_Extracted entries_:
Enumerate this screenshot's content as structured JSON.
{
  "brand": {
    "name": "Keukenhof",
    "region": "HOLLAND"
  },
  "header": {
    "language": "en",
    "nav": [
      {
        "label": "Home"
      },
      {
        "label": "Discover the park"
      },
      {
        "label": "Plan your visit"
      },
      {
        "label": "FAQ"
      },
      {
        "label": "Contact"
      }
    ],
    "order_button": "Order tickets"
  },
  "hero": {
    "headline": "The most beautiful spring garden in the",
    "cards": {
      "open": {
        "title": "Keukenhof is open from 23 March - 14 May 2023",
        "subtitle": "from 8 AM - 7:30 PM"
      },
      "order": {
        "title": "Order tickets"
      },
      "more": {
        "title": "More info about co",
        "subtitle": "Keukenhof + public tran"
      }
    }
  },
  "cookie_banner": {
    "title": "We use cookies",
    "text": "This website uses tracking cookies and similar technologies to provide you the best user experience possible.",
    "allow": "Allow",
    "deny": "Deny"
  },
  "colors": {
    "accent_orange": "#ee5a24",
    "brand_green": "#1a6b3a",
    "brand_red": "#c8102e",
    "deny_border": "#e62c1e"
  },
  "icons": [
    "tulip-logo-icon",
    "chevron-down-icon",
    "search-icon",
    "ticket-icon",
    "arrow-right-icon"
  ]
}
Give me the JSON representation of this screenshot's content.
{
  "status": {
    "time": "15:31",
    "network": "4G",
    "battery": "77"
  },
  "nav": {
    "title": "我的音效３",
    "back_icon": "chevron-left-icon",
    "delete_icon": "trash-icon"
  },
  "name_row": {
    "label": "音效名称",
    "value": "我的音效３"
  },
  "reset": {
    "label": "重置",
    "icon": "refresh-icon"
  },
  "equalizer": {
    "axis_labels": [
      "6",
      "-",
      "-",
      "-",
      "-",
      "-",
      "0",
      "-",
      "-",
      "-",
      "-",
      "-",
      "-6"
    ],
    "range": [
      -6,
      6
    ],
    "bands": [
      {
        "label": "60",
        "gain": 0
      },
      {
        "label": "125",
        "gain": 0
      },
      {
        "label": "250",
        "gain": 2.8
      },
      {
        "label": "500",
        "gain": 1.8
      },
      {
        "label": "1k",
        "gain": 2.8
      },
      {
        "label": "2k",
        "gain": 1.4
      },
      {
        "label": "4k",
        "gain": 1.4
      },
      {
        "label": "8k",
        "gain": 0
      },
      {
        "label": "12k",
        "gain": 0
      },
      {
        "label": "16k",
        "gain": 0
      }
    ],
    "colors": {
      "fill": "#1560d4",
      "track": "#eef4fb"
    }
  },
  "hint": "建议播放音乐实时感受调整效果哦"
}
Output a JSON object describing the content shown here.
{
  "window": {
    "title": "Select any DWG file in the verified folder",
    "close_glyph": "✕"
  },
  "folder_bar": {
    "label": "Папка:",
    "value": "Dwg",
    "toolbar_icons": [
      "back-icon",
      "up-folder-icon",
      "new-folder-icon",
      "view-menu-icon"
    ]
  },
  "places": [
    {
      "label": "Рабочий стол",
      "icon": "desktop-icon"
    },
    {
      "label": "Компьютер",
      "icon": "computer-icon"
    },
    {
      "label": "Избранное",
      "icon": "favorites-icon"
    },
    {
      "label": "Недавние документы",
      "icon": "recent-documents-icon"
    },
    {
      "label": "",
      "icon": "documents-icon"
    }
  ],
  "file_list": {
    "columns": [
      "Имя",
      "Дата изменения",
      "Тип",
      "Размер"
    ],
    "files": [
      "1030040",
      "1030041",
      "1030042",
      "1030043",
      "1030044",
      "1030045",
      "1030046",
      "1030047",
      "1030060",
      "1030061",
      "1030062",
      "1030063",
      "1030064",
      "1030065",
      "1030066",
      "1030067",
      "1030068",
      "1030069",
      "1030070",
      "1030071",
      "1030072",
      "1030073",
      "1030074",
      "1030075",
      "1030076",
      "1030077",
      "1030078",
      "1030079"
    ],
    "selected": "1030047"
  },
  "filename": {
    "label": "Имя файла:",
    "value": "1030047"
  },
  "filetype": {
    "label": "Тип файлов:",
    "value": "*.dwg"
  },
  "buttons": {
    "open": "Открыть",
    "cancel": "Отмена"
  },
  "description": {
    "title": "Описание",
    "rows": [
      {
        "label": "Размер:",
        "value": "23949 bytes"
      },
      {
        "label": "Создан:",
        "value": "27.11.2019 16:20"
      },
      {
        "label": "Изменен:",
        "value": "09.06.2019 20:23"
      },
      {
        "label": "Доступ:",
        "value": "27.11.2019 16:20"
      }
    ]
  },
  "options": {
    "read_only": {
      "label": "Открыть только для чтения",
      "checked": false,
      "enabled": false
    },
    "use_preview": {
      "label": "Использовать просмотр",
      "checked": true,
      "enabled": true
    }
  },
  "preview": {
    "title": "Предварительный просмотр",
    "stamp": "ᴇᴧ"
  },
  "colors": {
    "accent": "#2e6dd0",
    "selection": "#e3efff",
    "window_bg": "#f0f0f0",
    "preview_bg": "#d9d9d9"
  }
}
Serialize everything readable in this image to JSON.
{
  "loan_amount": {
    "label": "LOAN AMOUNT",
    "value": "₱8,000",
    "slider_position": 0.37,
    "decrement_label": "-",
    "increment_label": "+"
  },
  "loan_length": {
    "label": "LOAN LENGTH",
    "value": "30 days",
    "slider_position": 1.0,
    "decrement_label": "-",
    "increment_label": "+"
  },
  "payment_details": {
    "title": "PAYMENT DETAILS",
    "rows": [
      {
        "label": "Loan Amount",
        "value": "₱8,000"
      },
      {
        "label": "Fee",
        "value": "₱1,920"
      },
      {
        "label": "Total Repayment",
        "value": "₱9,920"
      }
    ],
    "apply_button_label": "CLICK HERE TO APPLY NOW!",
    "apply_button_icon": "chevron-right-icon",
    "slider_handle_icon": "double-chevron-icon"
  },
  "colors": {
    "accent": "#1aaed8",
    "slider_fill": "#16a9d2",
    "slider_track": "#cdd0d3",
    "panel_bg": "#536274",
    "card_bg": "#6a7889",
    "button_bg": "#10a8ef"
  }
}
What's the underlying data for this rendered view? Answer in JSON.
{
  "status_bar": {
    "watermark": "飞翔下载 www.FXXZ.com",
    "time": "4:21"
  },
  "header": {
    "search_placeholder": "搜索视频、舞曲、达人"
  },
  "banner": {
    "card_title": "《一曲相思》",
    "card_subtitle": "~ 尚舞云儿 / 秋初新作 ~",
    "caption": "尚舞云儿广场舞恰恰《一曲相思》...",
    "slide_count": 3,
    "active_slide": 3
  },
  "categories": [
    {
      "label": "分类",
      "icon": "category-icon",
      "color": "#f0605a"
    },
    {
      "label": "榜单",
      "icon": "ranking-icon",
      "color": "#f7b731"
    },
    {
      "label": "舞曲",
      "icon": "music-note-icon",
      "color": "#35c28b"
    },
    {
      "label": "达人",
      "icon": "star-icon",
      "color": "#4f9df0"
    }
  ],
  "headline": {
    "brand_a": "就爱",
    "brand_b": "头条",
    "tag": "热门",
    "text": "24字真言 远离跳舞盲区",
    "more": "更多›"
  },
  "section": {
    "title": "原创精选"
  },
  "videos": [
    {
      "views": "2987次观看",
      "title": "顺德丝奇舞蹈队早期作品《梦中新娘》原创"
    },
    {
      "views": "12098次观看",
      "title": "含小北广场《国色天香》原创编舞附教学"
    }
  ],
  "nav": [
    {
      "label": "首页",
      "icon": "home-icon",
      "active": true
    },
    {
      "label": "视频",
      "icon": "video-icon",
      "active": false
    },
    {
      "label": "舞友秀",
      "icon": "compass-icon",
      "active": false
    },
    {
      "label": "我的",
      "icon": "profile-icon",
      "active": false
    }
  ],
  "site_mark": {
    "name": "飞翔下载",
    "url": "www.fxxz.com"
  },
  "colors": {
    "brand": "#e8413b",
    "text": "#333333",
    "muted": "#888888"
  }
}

_Task brief_: Return each line among the entries that holds the word "tickets".

_Answer below_:
    "order_button": "Order tickets"
        "title": "Order tickets"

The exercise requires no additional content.